* [Stated problem 1] In the forum thread on selling a photo to a company, why does KmH say the sponsor is at a distinct disadvantage?
* [Stated problem 2] From the listing, give as a JSON list of strings, one string per line with blank lines omitted, the part that opens with the line containing "logo-letter: g <box>187 37 209 80</box>" and closes with the line containing "file-copy-icon <box>45 644 80 680</box>".

* [Document passage]
>> START
# First time selling a photo to a company. Looking for Advice.



## Stephen.C (Apr 27, 2011)

One of my good friends that lives with me is a sponsored scooter rider. ( Don't laugh, its intense )
Anyways, a company that sponsors him made a rough draft of their new logo, and part of my photo is in the their logo. 
I contacted the company about compensation, and they said that they plan on putting it on Advertisements, website, and on stickers, and that he was planning on contacting me next week. ( The scooter-er had the photo on his facebook, and thats how they got it ) He wants me to offer him a price for compensation.  
This is the tricky part. I really don't know what a good price is. I do not want to go insanely expensive, but I would like to get paid petty well, and not screwed. 
What would you charge? The company that sponsors him is fairly new, but I think they sell nationally. One scooter handlebar (only handlebar) is around 80 dollars. 
Thanks everyone.


----------



## reedshots (Apr 28, 2011)

one billion dollars!!  But seriously I would say $200 - $400 and a % of the sales generated by the photo.  If it is part of their logo, and stickers and everything they sell that could be a lot, maybe one percent of sales.


----------



## KmH (Apr 28, 2011)

Commercial uses, like you mention, are billed as a use license. For all the uses you describe, the use license would be fairly complex.

You have the sponsor at a distinct disadvantage.....they have already designed their logo that incorporates your copyrighted photo. If you are not able to reach an acceptable compensation agreement with them to use your photo, they will either have to re-do their logo design, or risk you suing them. I bet you have not registered your copyright with the US copyright office. If not, I HIGHLY recommend you do so, ASAP, and you can do it online. U.S. Copyright Office - Online Services (eCO: Electronic Copyright Office) 

Steps to Prepare Your Images for Copyright Registration Using Photoshop® | Photo Attorney

Registering Your Copyrights Using the eCO System

Use licensing cost varies by the media type used, the geographic area of the use, the number of impressions, the size used, etc. What is a license? | American Society of Media Photographers
www.cradocfotosoftware.com (fotoQuote Pro 6, Industry standard, Stock and Assignment photography pricing software)

That is why copyright is considered a bundle of rights.


----------



## o hey tyler (Apr 28, 2011)
>> END
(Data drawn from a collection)
>> START
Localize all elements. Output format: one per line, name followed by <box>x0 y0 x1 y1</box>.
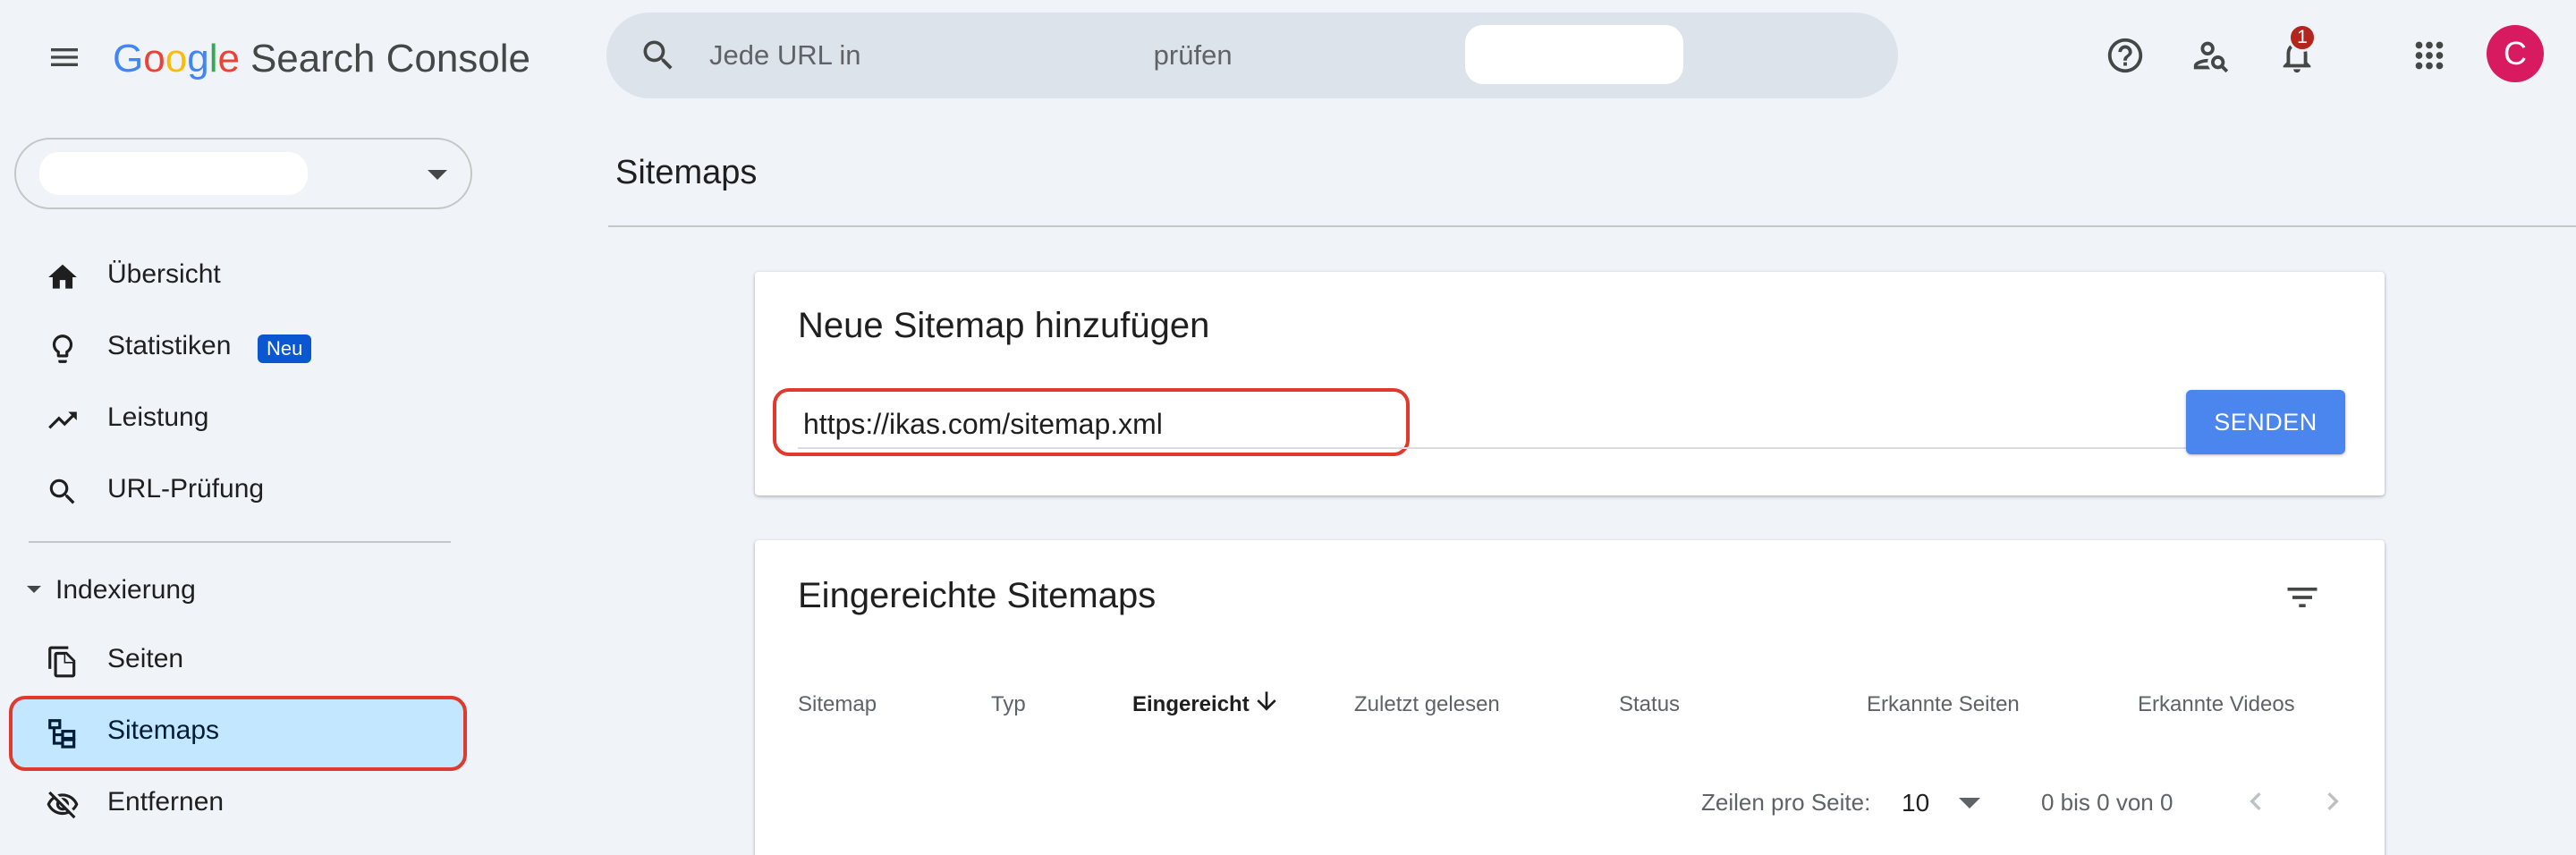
logo-letter: g <box>187 37 209 80</box>
redacted-property-name <box>1465 25 1683 84</box>
sidebar-item-sitemaps[interactable]: Sitemaps <box>9 696 467 771</box>
sidebar-item-label: Übersicht <box>107 259 221 289</box>
submit-button[interactable]: SENDEN <box>2186 390 2345 454</box>
add-sitemap-card: Neue Sitemap hinzufügen SENDEN <box>755 272 2385 495</box>
logo-letter: e <box>217 37 240 80</box>
column-header-discovered-pages[interactable]: Erkannte Seiten <box>1867 692 2020 717</box>
previous-page-button[interactable] <box>2236 782 2275 821</box>
user-settings-button[interactable] <box>2182 27 2240 84</box>
file-copy-icon <box>45 644 80 680</box>
logo-letter: o <box>165 37 188 80</box>
filter-button[interactable] <box>2277 572 2327 622</box>
sidebar-item-insights[interactable]: Statistiken Neu <box>9 313 467 383</box>
column-header-status[interactable]: Status <box>1619 692 1680 717</box>
caret-down-icon <box>1959 798 1980 808</box>
submitted-sitemaps-card: Eingereichte Sitemaps Sitemap Typ Einger… <box>755 540 2385 855</box>
sidebar-item-label: Entfernen <box>107 787 225 817</box>
logo-letter: G <box>113 37 144 80</box>
column-header-type[interactable]: Typ <box>991 692 1026 717</box>
home-icon <box>45 259 80 295</box>
input-underline <box>798 447 2197 449</box>
filter-icon <box>2287 588 2318 607</box>
sidebar-item-removals[interactable]: Entfernen <box>9 769 467 839</box>
rows-per-page-label: Zeilen pro Seite: <box>1701 789 1871 816</box>
sidebar-section-label: Indexierung <box>55 575 196 605</box>
product-name: Search Console <box>250 37 531 80</box>
arrow-down-icon[interactable] <box>1252 687 1281 715</box>
sidebar-item-label: Sitemaps <box>107 715 220 745</box>
sidebar-item-overview[interactable]: Übersicht <box>9 241 467 311</box>
sitemap-url-field[interactable] <box>773 388 1410 456</box>
manage-accounts-icon <box>2193 41 2229 73</box>
rows-per-page-select[interactable]: 10 <box>1902 782 1991 821</box>
column-header-last-read[interactable]: Zuletzt gelesen <box>1354 692 1500 717</box>
property-selector[interactable] <box>14 138 472 209</box>
column-header-discovered-videos[interactable]: Erkannte Videos <box>2138 692 2295 717</box>
visibility-off-icon <box>45 787 80 823</box>
new-badge: Neu <box>258 334 312 363</box>
hamburger-icon <box>51 48 78 66</box>
main-menu-button[interactable] <box>41 34 88 80</box>
trending-up-icon <box>45 402 80 438</box>
sidebar-item-label: Statistiken <box>107 331 232 360</box>
help-button[interactable] <box>2097 27 2154 84</box>
google-apps-button[interactable] <box>2401 27 2458 84</box>
url-inspection-search-bar[interactable] <box>606 13 1898 98</box>
column-header-submitted[interactable]: Eingereicht <box>1132 692 1250 717</box>
next-page-button[interactable] <box>2313 782 2352 821</box>
search-icon <box>45 474 80 510</box>
sidebar-item-pages[interactable]: Seiten <box>9 626 467 696</box>
sidebar-item-url-inspection[interactable]: URL-Prüfung <box>9 456 467 526</box>
lightbulb-icon <box>45 331 80 367</box>
account-avatar[interactable]: C <box>2487 25 2544 82</box>
sidebar-item-performance[interactable]: Leistung <box>9 385 467 454</box>
pagination-range: 0 bis 0 von 0 <box>2041 789 2174 816</box>
chevron-left-icon <box>2250 792 2261 810</box>
sidebar-item-label: Seiten <box>107 644 184 673</box>
caret-down-icon <box>27 586 41 595</box>
card-title: Eingereichte Sitemaps <box>798 576 1157 615</box>
title-divider <box>608 225 2576 227</box>
notification-count-badge: 1 <box>2288 23 2317 52</box>
logo-letter: l <box>208 37 218 80</box>
sidebar-section-indexing[interactable]: Indexierung <box>27 572 196 608</box>
apps-grid-icon <box>2415 41 2444 70</box>
column-header-sitemap[interactable]: Sitemap <box>798 692 877 717</box>
sidebar-item-label: Leistung <box>107 402 209 432</box>
logo-letter: o <box>143 37 165 80</box>
chevron-right-icon <box>2327 792 2339 810</box>
search-icon <box>639 36 678 75</box>
sidebar-divider <box>29 541 451 543</box>
page-title: Sitemaps <box>615 154 758 191</box>
rows-per-page-value: 10 <box>1902 789 1930 817</box>
google-search-console-logo[interactable]: Google Search Console <box>113 34 530 84</box>
redacted-property-name <box>39 152 308 195</box>
sidebar-item-label: URL-Prüfung <box>107 474 265 504</box>
help-icon <box>2107 38 2143 73</box>
caret-down-icon <box>428 170 447 181</box>
sitemap-url-input[interactable] <box>803 402 1376 445</box>
sitemap-tree-icon <box>45 715 80 751</box>
card-title: Neue Sitemap hinzufügen <box>798 306 1210 345</box>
>> END
* [Exercise answer 1] The sponsor has already designed a logo that includes the poster's copyrighted photo. If the two sides cannot agree on compensation, the sponsor must either redo the logo design or risk being sued.

* [Exercise answer 2]
[
  "logo-letter: g <box>187 37 209 80</box>",
  "redacted-property-name <box>1465 25 1683 84</box>",
  "sidebar-item-sitemaps[interactable]: Sitemaps <box>9 696 467 771</box>",
  "sidebar-item-label: Übersicht <box>107 259 221 289</box>",
  "submit-button[interactable]: SENDEN <box>2186 390 2345 454</box>",
  "add-sitemap-card: Neue Sitemap hinzufügen SENDEN <box>755 272 2385 495</box>",
  "logo-letter: e <box>217 37 240 80</box>",
  "column-header-discovered-pages[interactable]: Erkannte Seiten <box>1867 692 2020 717</box>",
  "previous-page-button[interactable] <box>2236 782 2275 821</box>",
  "user-settings-button[interactable] <box>2182 27 2240 84</box>",
  "file-copy-icon <box>45 644 80 680</box>"
]